EXERCISE AIM: Output the data below in full, character for character.

[Entries taken from a collection]
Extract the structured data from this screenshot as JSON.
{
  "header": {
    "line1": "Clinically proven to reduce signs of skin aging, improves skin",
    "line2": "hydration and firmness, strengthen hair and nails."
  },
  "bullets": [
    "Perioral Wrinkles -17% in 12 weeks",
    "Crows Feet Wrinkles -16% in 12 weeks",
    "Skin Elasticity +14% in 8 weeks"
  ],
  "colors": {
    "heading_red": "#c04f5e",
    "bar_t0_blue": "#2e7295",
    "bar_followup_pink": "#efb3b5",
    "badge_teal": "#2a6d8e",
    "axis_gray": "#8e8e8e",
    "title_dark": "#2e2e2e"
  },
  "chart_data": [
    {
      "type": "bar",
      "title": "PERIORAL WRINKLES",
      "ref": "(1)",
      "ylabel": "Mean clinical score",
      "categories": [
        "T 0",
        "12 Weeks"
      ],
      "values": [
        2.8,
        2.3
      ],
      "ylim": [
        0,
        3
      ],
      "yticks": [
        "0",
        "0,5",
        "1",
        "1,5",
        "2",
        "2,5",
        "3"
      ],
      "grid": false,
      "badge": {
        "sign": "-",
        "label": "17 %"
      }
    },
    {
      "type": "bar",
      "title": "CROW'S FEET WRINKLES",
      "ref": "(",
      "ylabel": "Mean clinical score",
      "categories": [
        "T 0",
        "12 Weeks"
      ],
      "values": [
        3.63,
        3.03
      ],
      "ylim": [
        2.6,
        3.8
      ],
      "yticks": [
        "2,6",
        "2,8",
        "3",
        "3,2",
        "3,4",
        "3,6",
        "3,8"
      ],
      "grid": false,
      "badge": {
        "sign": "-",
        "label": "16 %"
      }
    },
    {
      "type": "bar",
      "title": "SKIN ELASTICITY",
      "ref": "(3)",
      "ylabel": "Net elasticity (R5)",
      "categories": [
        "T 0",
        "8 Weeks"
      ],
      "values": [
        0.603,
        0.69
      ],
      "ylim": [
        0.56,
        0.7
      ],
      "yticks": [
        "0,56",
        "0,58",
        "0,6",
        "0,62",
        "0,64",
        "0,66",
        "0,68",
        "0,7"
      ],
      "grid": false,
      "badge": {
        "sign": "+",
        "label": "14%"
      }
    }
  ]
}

OUTPUT FOR THIS TASK:
Extract the structured data from this screenshot as JSON.
{
  "header": {
    "line1": "Clinically proven to reduce signs of skin aging, improves skin",
    "line2": "hydration and firmness, strengthen hair and nails."
  },
  "bullets": [
    "Perioral Wrinkles -17% in 12 weeks",
    "Crows Feet Wrinkles -16% in 12 weeks",
    "Skin Elasticity +14% in 8 weeks"
  ],
  "colors": {
    "heading_red": "#c04f5e",
    "bar_t0_blue": "#2e7295",
    "bar_followup_pink": "#efb3b5",
    "badge_teal": "#2a6d8e",
    "axis_gray": "#8e8e8e",
    "title_dark": "#2e2e2e"
  },
  "chart_data": [
    {
      "type": "bar",
      "title": "PERIORAL WRINKLES",
      "ref": "(1)",
      "ylabel": "Mean clinical score",
      "categories": [
        "T 0",
        "12 Weeks"
      ],
      "values": [
        2.8,
        2.3
      ],
      "ylim": [
        0,
        3
      ],
      "yticks": [
        "0",
        "0,5",
        "1",
        "1,5",
        "2",
        "2,5",
        "3"
      ],
      "grid": false,
      "badge": {
        "sign": "-",
        "label": "17 %"
      }
    },
    {
      "type": "bar",
      "title": "CROW'S FEET WRINKLES",
      "ref": "(",
      "ylabel": "Mean clinical score",
      "categories": [
        "T 0",
        "12 Weeks"
      ],
      "values": [
        3.63,
        3.03
      ],
      "ylim": [
        2.6,
        3.8
      ],
      "yticks": [
        "2,6",
        "2,8",
        "3",
        "3,2",
        "3,4",
        "3,6",
        "3,8"
      ],
      "grid": false,
      "badge": {
        "sign": "-",
        "label": "16 %"
      }
    },
    {
      "type": "bar",
      "title": "SKIN ELASTICITY",
      "ref": "(3)",
      "ylabel": "Net elasticity (R5)",
      "categories": [
        "T 0",
        "8 Weeks"
      ],
      "values": [
        0.603,
        0.69
      ],
      "ylim": [
        0.56,
        0.7
      ],
      "yticks": [
        "0,56",
        "0,58",
        "0,6",
        "0,62",
        "0,64",
        "0,66",
        "0,68",
        "0,7"
      ],
      "grid": false,
      "badge": {
        "sign": "+",
        "label": "14%"
      }
    }
  ]
}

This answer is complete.